Lines holding the string "text" are the ones to copy from this listing.

[Dataset records]
************

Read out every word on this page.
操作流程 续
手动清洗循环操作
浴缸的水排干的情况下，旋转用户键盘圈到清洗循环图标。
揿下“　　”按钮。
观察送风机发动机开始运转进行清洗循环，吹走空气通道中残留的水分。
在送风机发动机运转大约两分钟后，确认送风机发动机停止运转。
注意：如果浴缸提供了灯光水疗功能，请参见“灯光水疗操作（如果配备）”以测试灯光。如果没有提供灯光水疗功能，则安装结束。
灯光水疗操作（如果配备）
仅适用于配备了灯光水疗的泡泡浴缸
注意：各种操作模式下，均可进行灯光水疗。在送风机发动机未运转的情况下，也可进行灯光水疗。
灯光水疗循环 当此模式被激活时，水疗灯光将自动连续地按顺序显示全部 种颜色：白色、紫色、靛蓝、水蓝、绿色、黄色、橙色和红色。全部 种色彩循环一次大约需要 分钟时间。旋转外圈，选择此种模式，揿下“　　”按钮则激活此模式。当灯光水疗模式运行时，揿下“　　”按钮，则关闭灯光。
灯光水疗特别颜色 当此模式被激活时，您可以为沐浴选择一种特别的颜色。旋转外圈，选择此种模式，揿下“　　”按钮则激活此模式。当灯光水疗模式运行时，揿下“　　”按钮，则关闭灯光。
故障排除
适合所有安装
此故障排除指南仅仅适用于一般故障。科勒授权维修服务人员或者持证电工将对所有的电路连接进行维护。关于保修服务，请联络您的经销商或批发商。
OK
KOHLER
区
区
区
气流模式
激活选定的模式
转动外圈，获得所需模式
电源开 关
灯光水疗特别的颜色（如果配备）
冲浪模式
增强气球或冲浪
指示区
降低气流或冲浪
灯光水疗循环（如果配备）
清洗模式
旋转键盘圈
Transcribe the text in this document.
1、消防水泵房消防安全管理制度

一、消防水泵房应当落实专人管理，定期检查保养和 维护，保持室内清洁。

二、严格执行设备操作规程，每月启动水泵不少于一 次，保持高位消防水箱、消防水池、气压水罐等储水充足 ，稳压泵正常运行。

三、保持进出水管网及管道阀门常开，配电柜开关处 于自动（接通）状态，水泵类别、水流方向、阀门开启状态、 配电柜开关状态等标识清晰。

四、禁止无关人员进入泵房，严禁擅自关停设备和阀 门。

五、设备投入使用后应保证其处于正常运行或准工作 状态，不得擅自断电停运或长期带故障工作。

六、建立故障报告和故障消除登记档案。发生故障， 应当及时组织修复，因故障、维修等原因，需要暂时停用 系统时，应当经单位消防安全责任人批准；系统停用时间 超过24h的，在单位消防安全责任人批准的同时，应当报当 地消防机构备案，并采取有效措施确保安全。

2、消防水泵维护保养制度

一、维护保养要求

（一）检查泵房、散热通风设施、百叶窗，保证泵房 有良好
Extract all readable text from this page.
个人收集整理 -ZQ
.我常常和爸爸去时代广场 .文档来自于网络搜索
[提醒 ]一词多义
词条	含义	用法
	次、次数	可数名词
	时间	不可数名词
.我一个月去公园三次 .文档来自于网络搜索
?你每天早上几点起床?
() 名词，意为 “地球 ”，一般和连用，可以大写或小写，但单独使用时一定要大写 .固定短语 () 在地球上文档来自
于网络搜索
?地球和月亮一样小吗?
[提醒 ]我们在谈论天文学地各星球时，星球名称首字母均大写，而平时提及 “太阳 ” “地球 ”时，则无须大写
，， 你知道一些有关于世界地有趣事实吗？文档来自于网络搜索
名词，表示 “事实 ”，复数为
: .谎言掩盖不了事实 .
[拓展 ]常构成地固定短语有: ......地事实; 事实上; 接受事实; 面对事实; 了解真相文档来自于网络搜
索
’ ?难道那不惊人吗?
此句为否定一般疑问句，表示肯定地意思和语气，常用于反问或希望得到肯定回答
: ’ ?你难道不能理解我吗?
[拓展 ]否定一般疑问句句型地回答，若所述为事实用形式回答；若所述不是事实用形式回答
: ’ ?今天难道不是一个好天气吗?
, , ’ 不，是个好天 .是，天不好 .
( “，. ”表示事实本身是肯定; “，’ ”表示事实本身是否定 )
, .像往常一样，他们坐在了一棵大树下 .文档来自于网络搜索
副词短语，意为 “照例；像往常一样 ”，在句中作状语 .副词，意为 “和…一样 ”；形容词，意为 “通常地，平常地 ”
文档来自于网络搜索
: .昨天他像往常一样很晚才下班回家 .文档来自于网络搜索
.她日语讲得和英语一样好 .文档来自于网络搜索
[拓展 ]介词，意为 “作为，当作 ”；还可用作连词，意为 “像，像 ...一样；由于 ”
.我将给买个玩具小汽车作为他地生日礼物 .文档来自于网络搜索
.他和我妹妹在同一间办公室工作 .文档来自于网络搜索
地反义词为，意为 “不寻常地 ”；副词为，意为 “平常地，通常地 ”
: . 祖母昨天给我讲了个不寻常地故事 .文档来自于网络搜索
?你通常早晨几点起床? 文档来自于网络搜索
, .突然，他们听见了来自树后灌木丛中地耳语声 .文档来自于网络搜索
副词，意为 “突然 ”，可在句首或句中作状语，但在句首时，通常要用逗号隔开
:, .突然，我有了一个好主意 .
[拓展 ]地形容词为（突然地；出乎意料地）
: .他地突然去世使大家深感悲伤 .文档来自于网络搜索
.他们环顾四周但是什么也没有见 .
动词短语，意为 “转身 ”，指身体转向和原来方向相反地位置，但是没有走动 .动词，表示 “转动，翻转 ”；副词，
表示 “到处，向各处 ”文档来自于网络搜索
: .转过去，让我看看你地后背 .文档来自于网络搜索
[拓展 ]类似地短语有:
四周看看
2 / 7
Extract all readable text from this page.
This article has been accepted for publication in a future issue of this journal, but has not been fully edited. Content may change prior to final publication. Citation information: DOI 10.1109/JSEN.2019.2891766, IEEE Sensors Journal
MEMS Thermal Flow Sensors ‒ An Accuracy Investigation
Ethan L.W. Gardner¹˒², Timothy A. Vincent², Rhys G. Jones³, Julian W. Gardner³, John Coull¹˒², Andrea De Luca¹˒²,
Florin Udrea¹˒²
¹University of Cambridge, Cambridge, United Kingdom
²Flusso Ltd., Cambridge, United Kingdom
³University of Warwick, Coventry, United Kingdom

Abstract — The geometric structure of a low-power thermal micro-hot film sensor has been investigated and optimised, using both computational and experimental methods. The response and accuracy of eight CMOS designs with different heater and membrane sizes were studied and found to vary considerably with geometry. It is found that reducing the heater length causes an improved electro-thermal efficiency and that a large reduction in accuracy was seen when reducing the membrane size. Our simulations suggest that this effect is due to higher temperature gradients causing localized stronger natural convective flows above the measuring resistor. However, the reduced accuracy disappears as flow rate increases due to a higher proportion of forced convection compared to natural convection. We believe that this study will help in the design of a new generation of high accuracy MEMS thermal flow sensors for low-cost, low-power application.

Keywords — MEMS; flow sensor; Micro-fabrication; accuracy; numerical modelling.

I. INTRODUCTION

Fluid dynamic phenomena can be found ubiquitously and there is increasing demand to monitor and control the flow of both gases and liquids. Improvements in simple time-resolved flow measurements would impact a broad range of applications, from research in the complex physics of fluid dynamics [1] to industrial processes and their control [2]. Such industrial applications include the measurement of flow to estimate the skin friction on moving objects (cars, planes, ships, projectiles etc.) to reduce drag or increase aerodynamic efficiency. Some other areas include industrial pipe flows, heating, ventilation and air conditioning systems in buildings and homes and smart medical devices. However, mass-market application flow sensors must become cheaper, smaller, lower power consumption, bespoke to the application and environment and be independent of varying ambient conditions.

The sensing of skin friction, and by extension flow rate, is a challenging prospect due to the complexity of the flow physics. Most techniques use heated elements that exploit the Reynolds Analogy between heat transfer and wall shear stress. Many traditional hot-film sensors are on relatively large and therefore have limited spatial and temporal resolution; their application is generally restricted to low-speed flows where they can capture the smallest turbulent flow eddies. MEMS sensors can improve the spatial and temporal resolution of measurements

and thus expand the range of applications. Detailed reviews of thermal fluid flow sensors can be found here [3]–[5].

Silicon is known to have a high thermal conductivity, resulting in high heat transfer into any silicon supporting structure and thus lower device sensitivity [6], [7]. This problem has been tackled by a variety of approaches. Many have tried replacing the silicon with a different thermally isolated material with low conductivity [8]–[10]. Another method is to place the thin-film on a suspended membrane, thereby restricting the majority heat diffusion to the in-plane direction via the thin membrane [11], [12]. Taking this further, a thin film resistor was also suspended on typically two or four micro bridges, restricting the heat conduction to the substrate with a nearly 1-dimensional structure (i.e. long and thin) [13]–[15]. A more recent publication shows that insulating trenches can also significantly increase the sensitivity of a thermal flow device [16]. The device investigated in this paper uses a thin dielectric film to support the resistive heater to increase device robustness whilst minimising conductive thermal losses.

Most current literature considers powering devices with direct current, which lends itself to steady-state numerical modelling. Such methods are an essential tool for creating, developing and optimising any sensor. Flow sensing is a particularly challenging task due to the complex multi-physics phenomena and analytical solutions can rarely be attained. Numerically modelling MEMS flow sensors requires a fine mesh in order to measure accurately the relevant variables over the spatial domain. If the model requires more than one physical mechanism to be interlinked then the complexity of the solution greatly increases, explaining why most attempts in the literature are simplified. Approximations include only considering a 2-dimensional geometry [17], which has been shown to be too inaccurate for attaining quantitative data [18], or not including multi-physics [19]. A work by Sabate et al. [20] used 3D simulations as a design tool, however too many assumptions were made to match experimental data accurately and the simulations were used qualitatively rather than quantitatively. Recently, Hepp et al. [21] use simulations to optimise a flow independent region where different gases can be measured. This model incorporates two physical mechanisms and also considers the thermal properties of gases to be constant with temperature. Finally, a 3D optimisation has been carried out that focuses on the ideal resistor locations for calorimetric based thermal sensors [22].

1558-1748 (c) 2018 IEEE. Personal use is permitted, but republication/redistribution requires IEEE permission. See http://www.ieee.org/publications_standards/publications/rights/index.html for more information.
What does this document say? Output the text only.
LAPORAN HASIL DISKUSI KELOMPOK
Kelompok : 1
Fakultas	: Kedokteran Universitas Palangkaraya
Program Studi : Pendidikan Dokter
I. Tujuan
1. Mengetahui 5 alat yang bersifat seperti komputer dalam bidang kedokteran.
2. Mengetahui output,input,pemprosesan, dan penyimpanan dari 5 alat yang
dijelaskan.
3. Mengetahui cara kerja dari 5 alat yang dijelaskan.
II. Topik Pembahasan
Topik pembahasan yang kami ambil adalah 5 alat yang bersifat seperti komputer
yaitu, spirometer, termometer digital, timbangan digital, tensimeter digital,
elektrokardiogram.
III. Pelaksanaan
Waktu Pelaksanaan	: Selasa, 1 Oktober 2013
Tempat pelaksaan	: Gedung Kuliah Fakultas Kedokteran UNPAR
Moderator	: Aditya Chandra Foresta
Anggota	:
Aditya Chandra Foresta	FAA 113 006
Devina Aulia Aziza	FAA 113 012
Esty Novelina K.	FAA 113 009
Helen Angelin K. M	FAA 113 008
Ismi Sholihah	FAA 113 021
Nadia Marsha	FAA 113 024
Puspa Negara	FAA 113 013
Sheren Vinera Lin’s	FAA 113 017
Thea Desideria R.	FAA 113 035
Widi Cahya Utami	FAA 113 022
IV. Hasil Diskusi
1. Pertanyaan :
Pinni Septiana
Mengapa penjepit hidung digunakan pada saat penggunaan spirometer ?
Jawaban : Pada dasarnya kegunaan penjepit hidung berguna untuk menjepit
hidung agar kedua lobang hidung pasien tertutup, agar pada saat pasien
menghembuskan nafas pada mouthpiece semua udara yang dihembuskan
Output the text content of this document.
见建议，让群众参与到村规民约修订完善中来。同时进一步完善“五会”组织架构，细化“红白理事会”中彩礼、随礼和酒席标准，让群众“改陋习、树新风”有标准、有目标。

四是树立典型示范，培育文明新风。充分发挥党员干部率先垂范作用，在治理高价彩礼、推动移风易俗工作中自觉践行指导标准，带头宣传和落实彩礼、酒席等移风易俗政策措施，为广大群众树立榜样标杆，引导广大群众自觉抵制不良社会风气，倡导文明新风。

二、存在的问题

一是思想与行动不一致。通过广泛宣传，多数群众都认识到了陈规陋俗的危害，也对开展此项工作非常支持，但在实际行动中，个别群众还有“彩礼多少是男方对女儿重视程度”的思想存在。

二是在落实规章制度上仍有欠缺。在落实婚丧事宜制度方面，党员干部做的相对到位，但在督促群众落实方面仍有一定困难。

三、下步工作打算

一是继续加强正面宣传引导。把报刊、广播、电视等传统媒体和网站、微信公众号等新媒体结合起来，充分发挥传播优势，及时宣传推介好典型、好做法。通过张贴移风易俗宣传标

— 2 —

************

# Answer to this task:
Transcribe the text in this document.
Extract all readable text from this page.
Extract all readable text from this page.
What does this document say? Output the text only.
Output the text content of this document.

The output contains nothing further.